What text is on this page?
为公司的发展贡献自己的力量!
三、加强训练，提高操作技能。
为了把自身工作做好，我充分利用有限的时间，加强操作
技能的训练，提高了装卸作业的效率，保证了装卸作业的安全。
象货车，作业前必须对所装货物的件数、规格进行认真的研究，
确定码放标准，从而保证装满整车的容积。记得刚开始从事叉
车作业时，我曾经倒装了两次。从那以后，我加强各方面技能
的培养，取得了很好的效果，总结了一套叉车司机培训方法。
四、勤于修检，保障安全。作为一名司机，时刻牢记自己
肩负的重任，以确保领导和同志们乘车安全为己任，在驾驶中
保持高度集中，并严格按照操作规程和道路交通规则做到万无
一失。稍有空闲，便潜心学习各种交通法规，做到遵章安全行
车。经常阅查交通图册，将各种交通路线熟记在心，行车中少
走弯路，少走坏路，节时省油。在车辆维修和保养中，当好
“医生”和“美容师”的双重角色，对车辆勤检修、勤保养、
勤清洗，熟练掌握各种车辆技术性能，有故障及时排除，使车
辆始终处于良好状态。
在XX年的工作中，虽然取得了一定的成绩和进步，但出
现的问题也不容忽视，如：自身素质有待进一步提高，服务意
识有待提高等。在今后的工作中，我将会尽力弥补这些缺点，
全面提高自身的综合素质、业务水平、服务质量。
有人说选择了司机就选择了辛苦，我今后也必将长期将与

============

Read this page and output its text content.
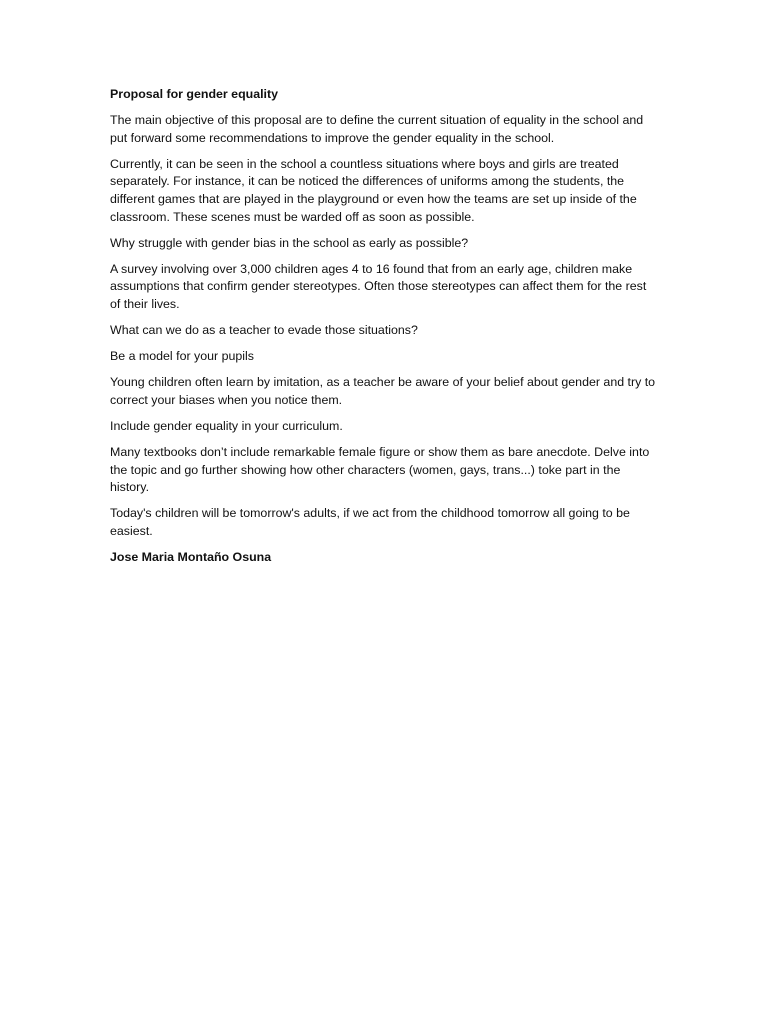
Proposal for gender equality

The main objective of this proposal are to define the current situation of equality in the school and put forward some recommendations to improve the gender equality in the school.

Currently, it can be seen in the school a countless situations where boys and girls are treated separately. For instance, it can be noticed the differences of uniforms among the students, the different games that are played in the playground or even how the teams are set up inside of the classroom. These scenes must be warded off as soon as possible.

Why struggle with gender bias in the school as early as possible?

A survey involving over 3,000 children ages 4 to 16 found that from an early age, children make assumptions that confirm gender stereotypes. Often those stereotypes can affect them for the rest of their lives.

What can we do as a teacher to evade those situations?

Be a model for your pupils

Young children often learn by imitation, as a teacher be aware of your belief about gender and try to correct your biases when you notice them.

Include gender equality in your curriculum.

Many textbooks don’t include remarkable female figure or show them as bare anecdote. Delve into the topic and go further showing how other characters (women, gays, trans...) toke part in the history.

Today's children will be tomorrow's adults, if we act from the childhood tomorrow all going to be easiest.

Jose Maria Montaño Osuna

============

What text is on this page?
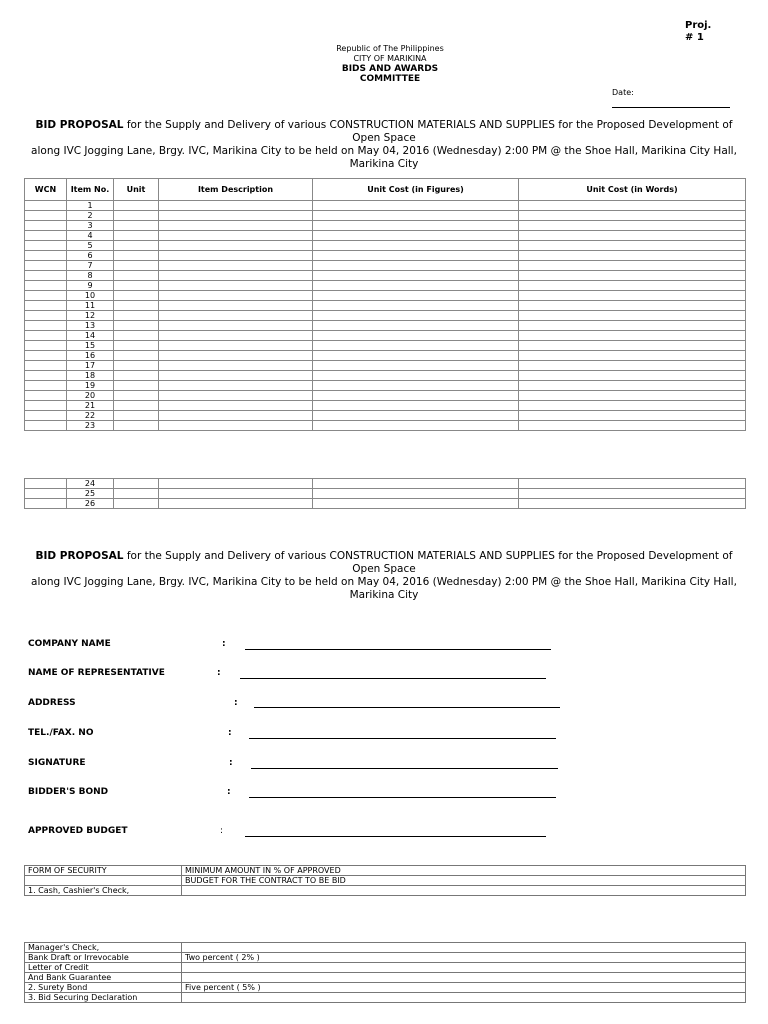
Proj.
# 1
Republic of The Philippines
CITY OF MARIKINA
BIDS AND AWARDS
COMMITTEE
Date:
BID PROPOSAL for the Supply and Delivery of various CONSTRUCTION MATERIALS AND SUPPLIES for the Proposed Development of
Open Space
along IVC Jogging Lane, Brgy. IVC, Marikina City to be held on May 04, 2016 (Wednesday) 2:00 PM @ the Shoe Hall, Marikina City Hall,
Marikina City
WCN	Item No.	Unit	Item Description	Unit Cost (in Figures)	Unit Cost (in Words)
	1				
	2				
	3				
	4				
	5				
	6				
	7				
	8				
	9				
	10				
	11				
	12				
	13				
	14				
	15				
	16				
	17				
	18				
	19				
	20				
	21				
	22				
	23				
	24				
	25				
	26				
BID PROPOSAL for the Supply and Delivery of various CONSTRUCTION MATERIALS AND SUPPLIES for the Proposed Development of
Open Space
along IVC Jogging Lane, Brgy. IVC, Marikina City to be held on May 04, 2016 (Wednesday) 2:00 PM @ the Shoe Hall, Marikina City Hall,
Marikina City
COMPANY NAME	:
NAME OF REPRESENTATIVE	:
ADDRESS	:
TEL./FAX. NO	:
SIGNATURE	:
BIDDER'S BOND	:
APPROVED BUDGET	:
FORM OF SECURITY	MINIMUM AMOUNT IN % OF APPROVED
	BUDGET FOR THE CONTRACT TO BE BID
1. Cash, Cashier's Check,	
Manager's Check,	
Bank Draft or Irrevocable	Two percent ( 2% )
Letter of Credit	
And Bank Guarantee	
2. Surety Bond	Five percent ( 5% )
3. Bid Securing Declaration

============

Filter out every line that lacks the word "those", and copy the rest.

A survey involving over 3,000 children ages 4 to 16 found that from an early age, children make assumptions that confirm gender stereotypes. Often those stereotypes can affect them for the rest of their lives.
What can we do as a teacher to evade those situations?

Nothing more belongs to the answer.